In the copy, keep every record exact and leave out all images.

::: Data for this task

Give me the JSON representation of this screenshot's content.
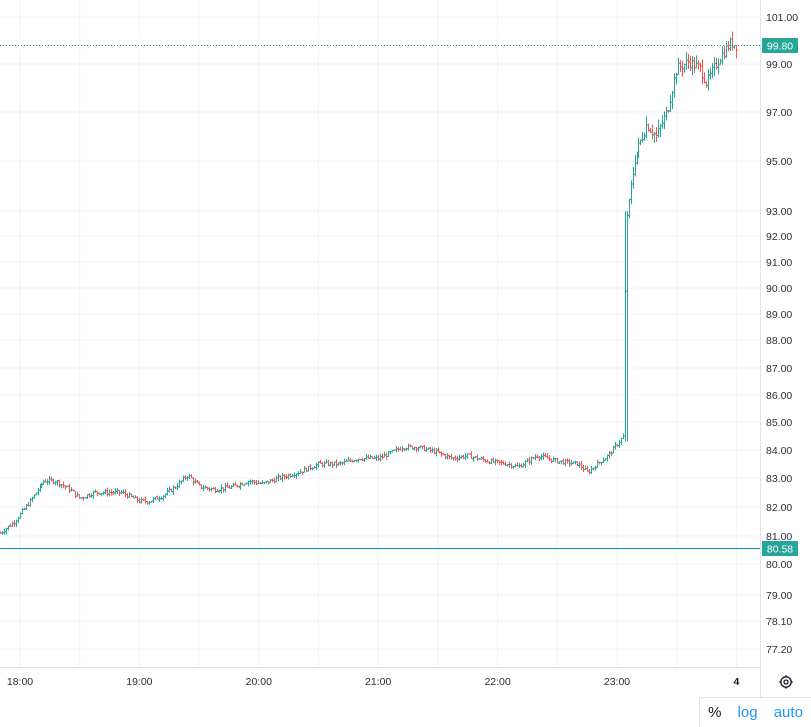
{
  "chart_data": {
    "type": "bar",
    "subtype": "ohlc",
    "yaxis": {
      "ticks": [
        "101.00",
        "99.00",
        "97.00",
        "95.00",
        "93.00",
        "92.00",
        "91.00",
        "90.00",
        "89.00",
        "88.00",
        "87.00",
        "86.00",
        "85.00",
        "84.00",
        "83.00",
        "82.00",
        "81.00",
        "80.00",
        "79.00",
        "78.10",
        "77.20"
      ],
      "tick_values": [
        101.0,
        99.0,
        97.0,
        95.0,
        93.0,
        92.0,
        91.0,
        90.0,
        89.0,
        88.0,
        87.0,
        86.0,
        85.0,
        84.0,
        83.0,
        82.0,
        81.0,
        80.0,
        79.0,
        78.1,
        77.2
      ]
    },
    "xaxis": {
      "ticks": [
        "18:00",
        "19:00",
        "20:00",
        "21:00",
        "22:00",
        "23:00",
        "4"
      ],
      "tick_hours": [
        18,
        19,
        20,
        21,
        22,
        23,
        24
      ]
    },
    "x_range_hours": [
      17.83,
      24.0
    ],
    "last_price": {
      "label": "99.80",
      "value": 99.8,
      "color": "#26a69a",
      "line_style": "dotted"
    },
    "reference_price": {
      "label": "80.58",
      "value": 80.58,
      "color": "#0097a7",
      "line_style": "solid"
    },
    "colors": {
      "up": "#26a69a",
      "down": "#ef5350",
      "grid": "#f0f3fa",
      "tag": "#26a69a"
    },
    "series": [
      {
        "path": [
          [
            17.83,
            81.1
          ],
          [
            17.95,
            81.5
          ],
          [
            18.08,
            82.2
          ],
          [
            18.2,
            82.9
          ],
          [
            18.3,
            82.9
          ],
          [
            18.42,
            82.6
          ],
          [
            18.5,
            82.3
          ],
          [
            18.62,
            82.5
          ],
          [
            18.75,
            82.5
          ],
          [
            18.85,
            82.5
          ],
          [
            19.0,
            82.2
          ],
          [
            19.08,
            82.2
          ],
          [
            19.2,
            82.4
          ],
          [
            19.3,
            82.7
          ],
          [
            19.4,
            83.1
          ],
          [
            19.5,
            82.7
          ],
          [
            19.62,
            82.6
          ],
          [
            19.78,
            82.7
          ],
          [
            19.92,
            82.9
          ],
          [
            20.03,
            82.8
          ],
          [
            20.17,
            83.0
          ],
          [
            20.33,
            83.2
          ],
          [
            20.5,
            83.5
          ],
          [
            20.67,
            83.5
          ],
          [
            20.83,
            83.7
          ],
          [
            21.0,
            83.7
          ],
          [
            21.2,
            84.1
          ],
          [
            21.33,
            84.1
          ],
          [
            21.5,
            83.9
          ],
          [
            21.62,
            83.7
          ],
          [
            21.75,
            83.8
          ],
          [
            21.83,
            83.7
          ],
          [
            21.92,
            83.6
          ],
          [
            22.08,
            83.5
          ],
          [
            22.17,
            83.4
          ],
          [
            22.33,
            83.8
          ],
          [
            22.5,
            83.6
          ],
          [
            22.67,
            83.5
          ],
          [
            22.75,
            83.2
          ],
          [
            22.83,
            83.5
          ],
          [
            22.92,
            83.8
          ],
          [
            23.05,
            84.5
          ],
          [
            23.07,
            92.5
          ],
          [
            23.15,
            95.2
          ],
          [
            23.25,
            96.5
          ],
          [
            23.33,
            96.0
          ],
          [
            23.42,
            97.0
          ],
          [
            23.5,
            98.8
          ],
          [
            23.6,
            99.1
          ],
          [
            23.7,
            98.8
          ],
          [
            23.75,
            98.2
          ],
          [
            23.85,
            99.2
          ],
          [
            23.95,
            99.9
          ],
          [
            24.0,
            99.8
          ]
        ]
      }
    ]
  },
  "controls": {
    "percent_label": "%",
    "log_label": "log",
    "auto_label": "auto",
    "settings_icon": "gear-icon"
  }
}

::::::

• _Response to the exercise_
Give me the JSON representation of this screenshot's content.
{
  "chart_data": {
    "type": "bar",
    "subtype": "ohlc",
    "yaxis": {
      "ticks": [
        "101.00",
        "99.00",
        "97.00",
        "95.00",
        "93.00",
        "92.00",
        "91.00",
        "90.00",
        "89.00",
        "88.00",
        "87.00",
        "86.00",
        "85.00",
        "84.00",
        "83.00",
        "82.00",
        "81.00",
        "80.00",
        "79.00",
        "78.10",
        "77.20"
      ],
      "tick_values": [
        101.0,
        99.0,
        97.0,
        95.0,
        93.0,
        92.0,
        91.0,
        90.0,
        89.0,
        88.0,
        87.0,
        86.0,
        85.0,
        84.0,
        83.0,
        82.0,
        81.0,
        80.0,
        79.0,
        78.1,
        77.2
      ]
    },
    "xaxis": {
      "ticks": [
        "18:00",
        "19:00",
        "20:00",
        "21:00",
        "22:00",
        "23:00",
        "4"
      ],
      "tick_hours": [
        18,
        19,
        20,
        21,
        22,
        23,
        24
      ]
    },
    "x_range_hours": [
      17.83,
      24.0
    ],
    "last_price": {
      "label": "99.80",
      "value": 99.8,
      "color": "#26a69a",
      "line_style": "dotted"
    },
    "reference_price": {
      "label": "80.58",
      "value": 80.58,
      "color": "#0097a7",
      "line_style": "solid"
    },
    "colors": {
      "up": "#26a69a",
      "down": "#ef5350",
      "grid": "#f0f3fa",
      "tag": "#26a69a"
    },
    "series": [
      {
        "path": [
          [
            17.83,
            81.1
          ],
          [
            17.95,
            81.5
          ],
          [
            18.08,
            82.2
          ],
          [
            18.2,
            82.9
          ],
          [
            18.3,
            82.9
          ],
          [
            18.42,
            82.6
          ],
          [
            18.5,
            82.3
          ],
          [
            18.62,
            82.5
          ],
          [
            18.75,
            82.5
          ],
          [
            18.85,
            82.5
          ],
          [
            19.0,
            82.2
          ],
          [
            19.08,
            82.2
          ],
          [
            19.2,
            82.4
          ],
          [
            19.3,
            82.7
          ],
          [
            19.4,
            83.1
          ],
          [
            19.5,
            82.7
          ],
          [
            19.62,
            82.6
          ],
          [
            19.78,
            82.7
          ],
          [
            19.92,
            82.9
          ],
          [
            20.03,
            82.8
          ],
          [
            20.17,
            83.0
          ],
          [
            20.33,
            83.2
          ],
          [
            20.5,
            83.5
          ],
          [
            20.67,
            83.5
          ],
          [
            20.83,
            83.7
          ],
          [
            21.0,
            83.7
          ],
          [
            21.2,
            84.1
          ],
          [
            21.33,
            84.1
          ],
          [
            21.5,
            83.9
          ],
          [
            21.62,
            83.7
          ],
          [
            21.75,
            83.8
          ],
          [
            21.83,
            83.7
          ],
          [
            21.92,
            83.6
          ],
          [
            22.08,
            83.5
          ],
          [
            22.17,
            83.4
          ],
          [
            22.33,
            83.8
          ],
          [
            22.5,
            83.6
          ],
          [
            22.67,
            83.5
          ],
          [
            22.75,
            83.2
          ],
          [
            22.83,
            83.5
          ],
          [
            22.92,
            83.8
          ],
          [
            23.05,
            84.5
          ],
          [
            23.07,
            92.5
          ],
          [
            23.15,
            95.2
          ],
          [
            23.25,
            96.5
          ],
          [
            23.33,
            96.0
          ],
          [
            23.42,
            97.0
          ],
          [
            23.5,
            98.8
          ],
          [
            23.6,
            99.1
          ],
          [
            23.7,
            98.8
          ],
          [
            23.75,
            98.2
          ],
          [
            23.85,
            99.2
          ],
          [
            23.95,
            99.9
          ],
          [
            24.0,
            99.8
          ]
        ]
      }
    ]
  },
  "controls": {
    "percent_label": "%",
    "log_label": "log",
    "auto_label": "auto",
    "settings_icon": "gear-icon"
  }
}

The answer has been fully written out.